* What is needed: Count how many lines of the material below have the word "right" and give only the number.

* Exercise material:
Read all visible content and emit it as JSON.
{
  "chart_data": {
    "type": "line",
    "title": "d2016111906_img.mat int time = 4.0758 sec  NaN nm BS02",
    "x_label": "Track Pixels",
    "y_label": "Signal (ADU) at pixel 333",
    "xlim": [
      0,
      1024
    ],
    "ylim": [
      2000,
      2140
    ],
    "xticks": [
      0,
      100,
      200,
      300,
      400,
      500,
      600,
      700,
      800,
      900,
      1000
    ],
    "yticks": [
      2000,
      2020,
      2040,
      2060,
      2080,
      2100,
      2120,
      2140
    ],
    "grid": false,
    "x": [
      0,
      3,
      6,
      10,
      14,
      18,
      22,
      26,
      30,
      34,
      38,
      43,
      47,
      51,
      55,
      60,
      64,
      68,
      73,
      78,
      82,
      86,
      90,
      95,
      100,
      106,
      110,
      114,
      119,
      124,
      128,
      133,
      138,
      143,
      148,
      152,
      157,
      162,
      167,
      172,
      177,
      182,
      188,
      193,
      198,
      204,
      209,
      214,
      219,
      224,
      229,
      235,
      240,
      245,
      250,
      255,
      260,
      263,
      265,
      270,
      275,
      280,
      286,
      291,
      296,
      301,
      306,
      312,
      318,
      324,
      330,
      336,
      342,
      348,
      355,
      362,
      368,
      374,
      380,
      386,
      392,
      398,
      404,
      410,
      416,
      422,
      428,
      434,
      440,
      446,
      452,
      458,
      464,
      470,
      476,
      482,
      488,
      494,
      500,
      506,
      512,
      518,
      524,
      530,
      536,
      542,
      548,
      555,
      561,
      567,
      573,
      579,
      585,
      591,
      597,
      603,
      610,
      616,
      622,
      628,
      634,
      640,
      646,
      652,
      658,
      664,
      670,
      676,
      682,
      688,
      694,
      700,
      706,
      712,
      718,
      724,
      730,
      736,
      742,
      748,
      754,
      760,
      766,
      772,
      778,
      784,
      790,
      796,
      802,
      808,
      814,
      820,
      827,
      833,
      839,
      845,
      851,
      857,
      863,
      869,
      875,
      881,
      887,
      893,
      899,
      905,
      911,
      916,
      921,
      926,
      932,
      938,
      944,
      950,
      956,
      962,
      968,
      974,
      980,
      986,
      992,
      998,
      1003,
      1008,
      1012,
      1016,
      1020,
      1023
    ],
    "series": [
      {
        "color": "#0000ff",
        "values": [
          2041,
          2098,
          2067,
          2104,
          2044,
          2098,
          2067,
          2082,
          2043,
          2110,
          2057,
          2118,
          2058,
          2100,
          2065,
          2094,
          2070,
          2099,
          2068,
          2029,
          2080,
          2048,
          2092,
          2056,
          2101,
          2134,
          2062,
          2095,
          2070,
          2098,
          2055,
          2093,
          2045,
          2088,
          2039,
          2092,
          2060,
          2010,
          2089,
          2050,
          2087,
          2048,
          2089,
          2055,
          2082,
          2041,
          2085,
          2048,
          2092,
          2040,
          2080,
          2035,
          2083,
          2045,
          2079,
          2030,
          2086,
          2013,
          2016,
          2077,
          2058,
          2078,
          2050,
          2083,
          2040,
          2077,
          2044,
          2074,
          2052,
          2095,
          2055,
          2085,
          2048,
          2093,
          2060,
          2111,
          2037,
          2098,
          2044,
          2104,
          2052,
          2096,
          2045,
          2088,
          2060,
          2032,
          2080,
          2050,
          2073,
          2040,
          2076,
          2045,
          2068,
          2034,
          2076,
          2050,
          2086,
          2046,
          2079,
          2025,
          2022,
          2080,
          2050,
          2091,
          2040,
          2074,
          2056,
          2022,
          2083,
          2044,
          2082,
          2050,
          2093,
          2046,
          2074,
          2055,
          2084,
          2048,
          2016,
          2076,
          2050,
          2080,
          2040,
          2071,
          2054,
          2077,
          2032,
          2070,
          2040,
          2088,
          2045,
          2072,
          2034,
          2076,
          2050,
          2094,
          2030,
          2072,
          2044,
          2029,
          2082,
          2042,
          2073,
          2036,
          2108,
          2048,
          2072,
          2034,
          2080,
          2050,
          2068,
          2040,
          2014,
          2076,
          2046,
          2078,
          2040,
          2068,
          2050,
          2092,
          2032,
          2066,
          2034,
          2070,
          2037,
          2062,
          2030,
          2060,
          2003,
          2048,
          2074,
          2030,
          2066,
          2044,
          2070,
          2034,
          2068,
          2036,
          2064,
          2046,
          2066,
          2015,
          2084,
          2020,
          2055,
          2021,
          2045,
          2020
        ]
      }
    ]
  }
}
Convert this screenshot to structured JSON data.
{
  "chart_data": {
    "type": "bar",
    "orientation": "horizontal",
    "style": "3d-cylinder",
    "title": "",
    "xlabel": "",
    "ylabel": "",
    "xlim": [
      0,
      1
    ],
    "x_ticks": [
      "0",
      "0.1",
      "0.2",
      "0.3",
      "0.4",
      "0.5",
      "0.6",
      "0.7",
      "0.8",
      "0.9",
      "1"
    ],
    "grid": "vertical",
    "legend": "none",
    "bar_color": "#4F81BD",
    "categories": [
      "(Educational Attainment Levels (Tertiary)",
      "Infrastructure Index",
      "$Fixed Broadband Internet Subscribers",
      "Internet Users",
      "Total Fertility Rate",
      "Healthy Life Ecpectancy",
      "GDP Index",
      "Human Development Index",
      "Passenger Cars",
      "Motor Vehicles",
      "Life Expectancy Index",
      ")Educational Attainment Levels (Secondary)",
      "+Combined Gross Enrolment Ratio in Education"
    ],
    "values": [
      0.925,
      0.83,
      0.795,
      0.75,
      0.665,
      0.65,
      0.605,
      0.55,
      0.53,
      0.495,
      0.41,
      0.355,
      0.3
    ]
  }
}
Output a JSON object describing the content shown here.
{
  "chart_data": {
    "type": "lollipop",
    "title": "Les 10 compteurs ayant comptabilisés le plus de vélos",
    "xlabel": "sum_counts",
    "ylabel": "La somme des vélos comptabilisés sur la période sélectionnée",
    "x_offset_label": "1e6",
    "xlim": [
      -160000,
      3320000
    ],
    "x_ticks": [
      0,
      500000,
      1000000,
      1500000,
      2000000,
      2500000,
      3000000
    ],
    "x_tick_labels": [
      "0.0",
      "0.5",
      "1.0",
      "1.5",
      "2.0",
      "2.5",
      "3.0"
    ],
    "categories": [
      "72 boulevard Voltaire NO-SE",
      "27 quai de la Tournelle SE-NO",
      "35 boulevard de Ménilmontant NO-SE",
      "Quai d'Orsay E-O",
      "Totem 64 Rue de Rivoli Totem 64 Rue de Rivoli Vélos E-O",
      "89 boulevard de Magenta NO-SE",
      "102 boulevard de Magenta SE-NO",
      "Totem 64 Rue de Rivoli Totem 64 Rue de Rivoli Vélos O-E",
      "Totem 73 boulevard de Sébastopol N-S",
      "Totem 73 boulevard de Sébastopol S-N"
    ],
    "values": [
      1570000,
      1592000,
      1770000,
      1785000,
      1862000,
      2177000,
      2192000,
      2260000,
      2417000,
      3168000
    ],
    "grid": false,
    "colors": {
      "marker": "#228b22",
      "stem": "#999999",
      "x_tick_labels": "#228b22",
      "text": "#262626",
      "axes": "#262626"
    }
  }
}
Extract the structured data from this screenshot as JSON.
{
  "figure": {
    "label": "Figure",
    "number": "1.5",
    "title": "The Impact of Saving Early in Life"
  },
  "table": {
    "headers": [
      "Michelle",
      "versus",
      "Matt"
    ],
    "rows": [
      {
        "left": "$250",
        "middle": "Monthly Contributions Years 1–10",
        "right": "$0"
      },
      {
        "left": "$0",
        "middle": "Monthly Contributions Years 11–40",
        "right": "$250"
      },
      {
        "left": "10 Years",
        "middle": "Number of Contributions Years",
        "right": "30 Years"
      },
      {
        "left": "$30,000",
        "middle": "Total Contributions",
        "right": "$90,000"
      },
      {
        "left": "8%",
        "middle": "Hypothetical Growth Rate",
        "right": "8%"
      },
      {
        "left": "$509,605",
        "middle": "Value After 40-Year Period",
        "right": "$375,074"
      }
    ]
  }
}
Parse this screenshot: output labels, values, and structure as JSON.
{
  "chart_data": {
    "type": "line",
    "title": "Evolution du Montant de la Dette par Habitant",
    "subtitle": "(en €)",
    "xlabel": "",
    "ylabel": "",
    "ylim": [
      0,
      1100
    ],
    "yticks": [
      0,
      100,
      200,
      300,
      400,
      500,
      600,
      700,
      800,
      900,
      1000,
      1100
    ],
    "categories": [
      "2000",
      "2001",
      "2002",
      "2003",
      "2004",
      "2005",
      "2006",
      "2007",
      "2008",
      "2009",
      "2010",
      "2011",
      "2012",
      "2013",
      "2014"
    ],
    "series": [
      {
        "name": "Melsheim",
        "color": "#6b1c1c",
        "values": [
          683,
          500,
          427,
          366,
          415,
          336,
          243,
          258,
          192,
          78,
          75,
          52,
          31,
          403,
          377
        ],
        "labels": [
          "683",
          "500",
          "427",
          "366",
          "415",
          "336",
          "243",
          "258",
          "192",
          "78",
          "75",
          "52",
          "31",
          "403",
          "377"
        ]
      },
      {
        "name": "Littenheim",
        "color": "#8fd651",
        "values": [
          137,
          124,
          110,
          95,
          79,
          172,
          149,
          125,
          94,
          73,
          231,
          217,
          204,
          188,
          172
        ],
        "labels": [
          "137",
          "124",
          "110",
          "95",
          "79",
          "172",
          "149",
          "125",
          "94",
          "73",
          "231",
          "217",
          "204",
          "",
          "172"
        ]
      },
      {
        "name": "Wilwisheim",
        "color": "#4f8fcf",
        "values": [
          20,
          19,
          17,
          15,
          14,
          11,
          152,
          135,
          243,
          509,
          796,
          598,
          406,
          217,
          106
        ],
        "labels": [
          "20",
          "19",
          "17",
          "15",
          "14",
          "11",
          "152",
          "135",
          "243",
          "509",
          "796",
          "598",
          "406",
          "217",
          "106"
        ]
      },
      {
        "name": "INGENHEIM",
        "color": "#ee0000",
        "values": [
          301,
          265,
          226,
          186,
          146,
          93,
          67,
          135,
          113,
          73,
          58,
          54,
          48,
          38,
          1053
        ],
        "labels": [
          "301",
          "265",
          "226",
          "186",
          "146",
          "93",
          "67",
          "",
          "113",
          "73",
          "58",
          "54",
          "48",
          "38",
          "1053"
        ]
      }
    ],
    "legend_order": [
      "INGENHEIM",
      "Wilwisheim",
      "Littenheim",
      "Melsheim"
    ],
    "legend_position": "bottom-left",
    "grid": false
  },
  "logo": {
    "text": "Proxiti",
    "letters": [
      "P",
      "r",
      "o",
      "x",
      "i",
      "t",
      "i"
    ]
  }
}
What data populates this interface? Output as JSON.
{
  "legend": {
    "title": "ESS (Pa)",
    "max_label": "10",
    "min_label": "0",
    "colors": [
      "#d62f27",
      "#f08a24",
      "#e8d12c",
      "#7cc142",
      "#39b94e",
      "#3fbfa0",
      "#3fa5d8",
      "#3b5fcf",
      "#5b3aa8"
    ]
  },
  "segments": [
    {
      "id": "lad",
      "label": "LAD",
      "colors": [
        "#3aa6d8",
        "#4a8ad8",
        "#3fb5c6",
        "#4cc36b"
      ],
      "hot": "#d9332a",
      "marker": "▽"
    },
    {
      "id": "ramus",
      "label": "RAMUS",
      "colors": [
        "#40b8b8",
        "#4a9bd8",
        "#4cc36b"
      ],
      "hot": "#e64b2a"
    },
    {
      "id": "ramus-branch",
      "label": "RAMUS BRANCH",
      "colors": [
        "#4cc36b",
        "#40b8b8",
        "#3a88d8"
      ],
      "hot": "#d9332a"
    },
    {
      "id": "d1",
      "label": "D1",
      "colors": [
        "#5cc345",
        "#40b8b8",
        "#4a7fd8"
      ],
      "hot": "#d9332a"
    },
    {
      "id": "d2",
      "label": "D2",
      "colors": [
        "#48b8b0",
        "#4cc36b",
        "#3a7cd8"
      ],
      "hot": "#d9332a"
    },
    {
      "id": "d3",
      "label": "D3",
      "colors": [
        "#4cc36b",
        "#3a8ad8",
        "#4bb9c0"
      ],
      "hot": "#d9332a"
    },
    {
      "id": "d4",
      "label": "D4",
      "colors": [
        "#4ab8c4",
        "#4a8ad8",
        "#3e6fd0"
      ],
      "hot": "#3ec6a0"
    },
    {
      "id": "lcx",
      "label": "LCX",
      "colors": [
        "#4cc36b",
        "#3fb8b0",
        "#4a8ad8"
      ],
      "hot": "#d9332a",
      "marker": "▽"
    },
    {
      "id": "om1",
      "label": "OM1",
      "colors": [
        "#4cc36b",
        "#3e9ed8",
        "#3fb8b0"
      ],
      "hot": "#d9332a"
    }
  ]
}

* Task result: 6